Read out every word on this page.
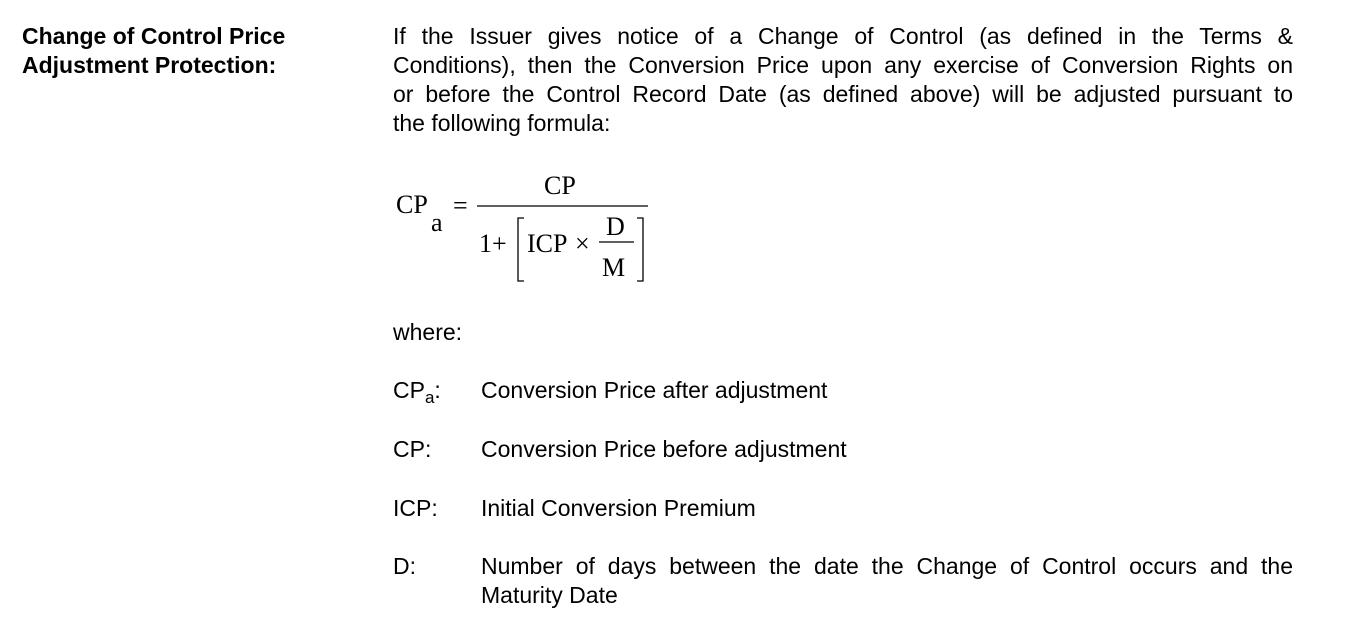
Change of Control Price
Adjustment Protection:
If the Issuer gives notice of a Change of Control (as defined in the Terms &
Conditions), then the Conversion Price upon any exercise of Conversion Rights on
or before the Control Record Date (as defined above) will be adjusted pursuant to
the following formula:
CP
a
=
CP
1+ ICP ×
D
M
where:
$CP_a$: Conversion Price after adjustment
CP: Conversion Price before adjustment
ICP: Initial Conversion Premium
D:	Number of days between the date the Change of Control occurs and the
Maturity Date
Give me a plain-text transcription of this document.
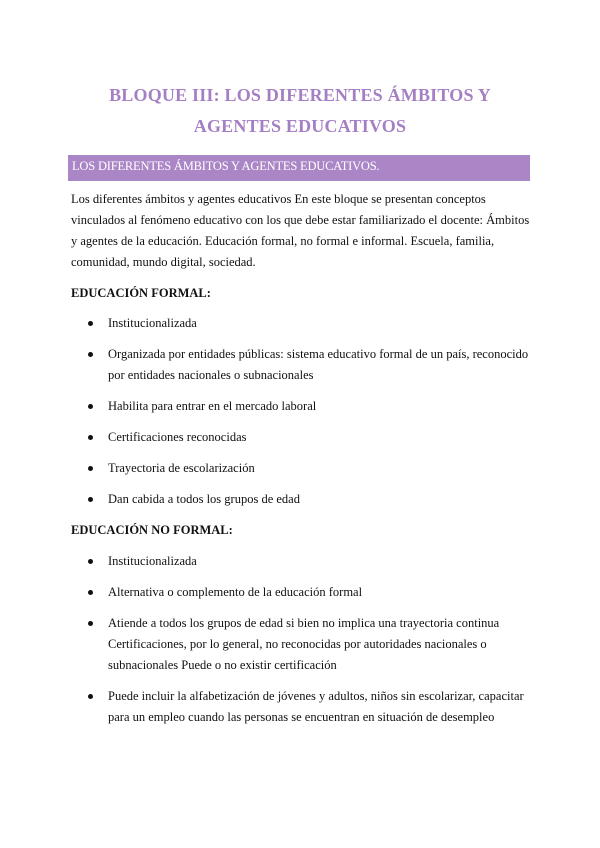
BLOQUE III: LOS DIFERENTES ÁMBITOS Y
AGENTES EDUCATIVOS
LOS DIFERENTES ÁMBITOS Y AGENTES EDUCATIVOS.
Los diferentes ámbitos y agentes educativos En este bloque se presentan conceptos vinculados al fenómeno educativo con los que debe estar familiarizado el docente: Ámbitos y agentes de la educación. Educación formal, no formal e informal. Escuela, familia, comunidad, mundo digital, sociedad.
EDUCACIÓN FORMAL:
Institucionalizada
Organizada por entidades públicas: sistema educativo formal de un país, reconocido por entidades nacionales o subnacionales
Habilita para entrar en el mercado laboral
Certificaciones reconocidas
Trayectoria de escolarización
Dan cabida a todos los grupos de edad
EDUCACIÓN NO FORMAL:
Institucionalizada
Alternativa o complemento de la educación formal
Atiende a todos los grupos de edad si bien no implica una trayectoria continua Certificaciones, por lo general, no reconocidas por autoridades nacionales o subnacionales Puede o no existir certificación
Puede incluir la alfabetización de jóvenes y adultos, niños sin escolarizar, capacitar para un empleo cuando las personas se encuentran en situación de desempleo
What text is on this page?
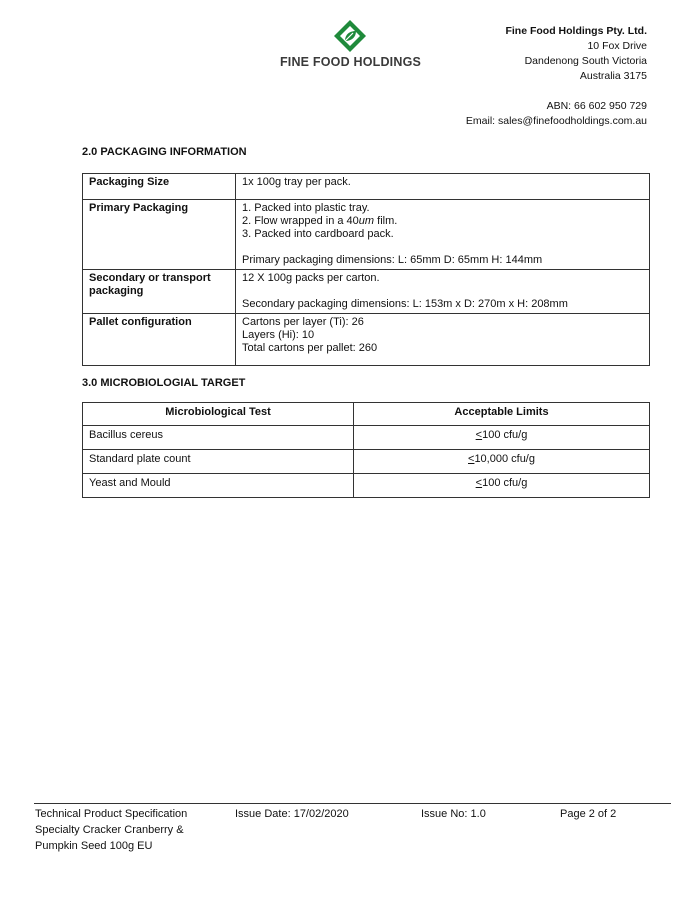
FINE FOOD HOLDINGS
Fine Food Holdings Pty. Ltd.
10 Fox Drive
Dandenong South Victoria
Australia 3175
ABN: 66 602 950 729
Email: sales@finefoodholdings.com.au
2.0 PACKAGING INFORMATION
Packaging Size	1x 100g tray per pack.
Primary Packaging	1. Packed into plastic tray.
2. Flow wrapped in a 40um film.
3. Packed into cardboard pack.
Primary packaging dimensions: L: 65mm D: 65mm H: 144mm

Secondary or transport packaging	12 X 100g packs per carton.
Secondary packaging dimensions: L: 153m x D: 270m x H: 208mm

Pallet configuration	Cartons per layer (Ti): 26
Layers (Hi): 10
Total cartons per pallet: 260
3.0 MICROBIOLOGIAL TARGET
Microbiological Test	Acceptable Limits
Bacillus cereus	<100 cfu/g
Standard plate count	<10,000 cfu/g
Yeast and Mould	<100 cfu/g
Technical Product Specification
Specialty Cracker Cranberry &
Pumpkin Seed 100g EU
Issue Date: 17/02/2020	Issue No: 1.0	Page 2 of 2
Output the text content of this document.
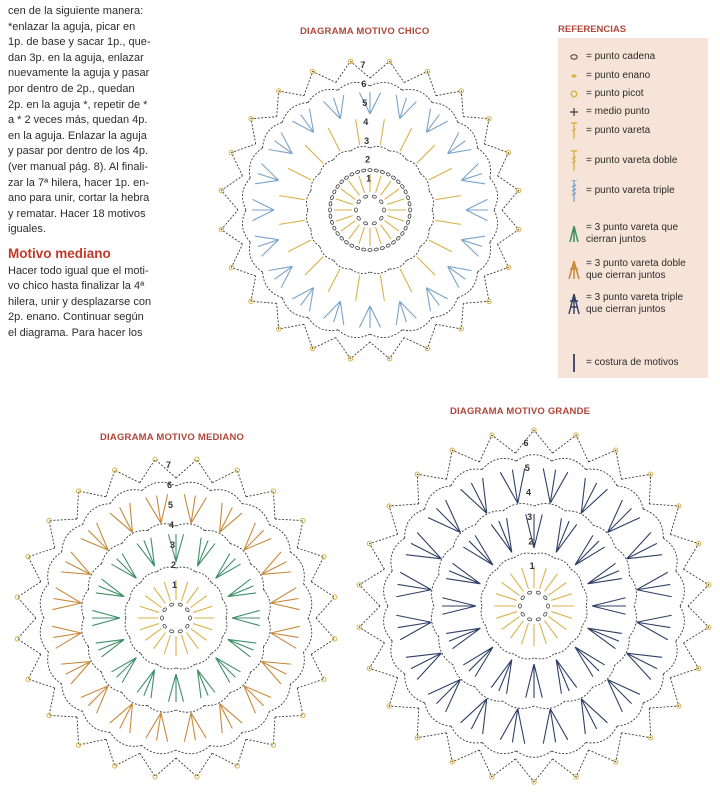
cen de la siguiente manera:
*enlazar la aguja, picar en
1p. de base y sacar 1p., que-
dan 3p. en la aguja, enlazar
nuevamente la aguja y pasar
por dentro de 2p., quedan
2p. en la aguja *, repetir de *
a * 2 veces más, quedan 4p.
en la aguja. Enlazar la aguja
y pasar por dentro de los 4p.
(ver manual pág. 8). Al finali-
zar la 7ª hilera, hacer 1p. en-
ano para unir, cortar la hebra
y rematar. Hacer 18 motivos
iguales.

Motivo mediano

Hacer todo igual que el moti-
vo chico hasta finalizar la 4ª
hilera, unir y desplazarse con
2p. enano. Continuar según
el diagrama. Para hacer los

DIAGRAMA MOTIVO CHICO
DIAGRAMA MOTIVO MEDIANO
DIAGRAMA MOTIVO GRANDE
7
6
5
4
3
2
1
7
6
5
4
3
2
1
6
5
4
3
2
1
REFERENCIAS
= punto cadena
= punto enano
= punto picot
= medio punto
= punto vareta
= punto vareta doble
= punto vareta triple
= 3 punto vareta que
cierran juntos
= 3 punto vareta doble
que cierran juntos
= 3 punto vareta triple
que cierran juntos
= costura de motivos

▸ **Exercise prompt**: Make an exact copy of the whole listing, but don't bring over any pictures.

▸ **Problem solution**:
Read out every word on this page.
Change of Control Price
Adjustment Protection:
If the Issuer gives notice of a Change of Control (as defined in the Terms &
Conditions), then the Conversion Price upon any exercise of Conversion Rights on
or before the Control Record Date (as defined above) will be adjusted pursuant to
the following formula:
CP
a
=
CP
1+ ICP ×
D
M
where:
$CP_a$: Conversion Price after adjustment
CP: Conversion Price before adjustment
ICP: Initial Conversion Premium
D:	Number of days between the date the Change of Control occurs and the
Maturity Date
Give me a plain-text transcription of this document.
BLOQUE III: LOS DIFERENTES ÁMBITOS Y
AGENTES EDUCATIVOS
LOS DIFERENTES ÁMBITOS Y AGENTES EDUCATIVOS.
Los diferentes ámbitos y agentes educativos En este bloque se presentan conceptos vinculados al fenómeno educativo con los que debe estar familiarizado el docente: Ámbitos y agentes de la educación. Educación formal, no formal e informal. Escuela, familia, comunidad, mundo digital, sociedad.
EDUCACIÓN FORMAL:
Institucionalizada
Organizada por entidades públicas: sistema educativo formal de un país, reconocido por entidades nacionales o subnacionales
Habilita para entrar en el mercado laboral
Certificaciones reconocidas
Trayectoria de escolarización
Dan cabida a todos los grupos de edad
EDUCACIÓN NO FORMAL:
Institucionalizada
Alternativa o complemento de la educación formal
Atiende a todos los grupos de edad si bien no implica una trayectoria continua Certificaciones, por lo general, no reconocidas por autoridades nacionales o subnacionales Puede o no existir certificación
Puede incluir la alfabetización de jóvenes y adultos, niños sin escolarizar, capacitar para un empleo cuando las personas se encuentran en situación de desempleo
What text is on this page?
FINE FOOD HOLDINGS
Fine Food Holdings Pty. Ltd.
10 Fox Drive
Dandenong South Victoria
Australia 3175
ABN: 66 602 950 729
Email: sales@finefoodholdings.com.au
2.0 PACKAGING INFORMATION
Packaging Size	1x 100g tray per pack.
Primary Packaging	1. Packed into plastic tray.
2. Flow wrapped in a 40um film.
3. Packed into cardboard pack.
Primary packaging dimensions: L: 65mm D: 65mm H: 144mm

Secondary or transport packaging	12 X 100g packs per carton.
Secondary packaging dimensions: L: 153m x D: 270m x H: 208mm

Pallet configuration	Cartons per layer (Ti): 26
Layers (Hi): 10
Total cartons per pallet: 260
3.0 MICROBIOLOGIAL TARGET
Microbiological Test	Acceptable Limits
Bacillus cereus	<100 cfu/g
Standard plate count	<10,000 cfu/g
Yeast and Mould	<100 cfu/g
Technical Product Specification
Specialty Cracker Cranberry &
Pumpkin Seed 100g EU
Issue Date: 17/02/2020	Issue No: 1.0	Page 2 of 2
Output the text content of this document.
cen de la siguiente manera:
*enlazar la aguja, picar en
1p. de base y sacar 1p., que-
dan 3p. en la aguja, enlazar
nuevamente la aguja y pasar
por dentro de 2p., quedan
2p. en la aguja *, repetir de *
a * 2 veces más, quedan 4p.
en la aguja. Enlazar la aguja
y pasar por dentro de los 4p.
(ver manual pág. 8). Al finali-
zar la 7ª hilera, hacer 1p. en-
ano para unir, cortar la hebra
y rematar. Hacer 18 motivos
iguales.

Motivo mediano

Hacer todo igual que el moti-
vo chico hasta finalizar la 4ª
hilera, unir y desplazarse con
2p. enano. Continuar según
el diagrama. Para hacer los

DIAGRAMA MOTIVO CHICO
DIAGRAMA MOTIVO MEDIANO
DIAGRAMA MOTIVO GRANDE
7
6
5
4
3
2
1
7
6
5
4
3
2
1
6
5
4
3
2
1
REFERENCIAS
= punto cadena
= punto enano
= punto picot
= medio punto
= punto vareta
= punto vareta doble
= punto vareta triple
= 3 punto vareta que
cierran juntos
= 3 punto vareta doble
que cierran juntos
= 3 punto vareta triple
que cierran juntos
= costura de motivos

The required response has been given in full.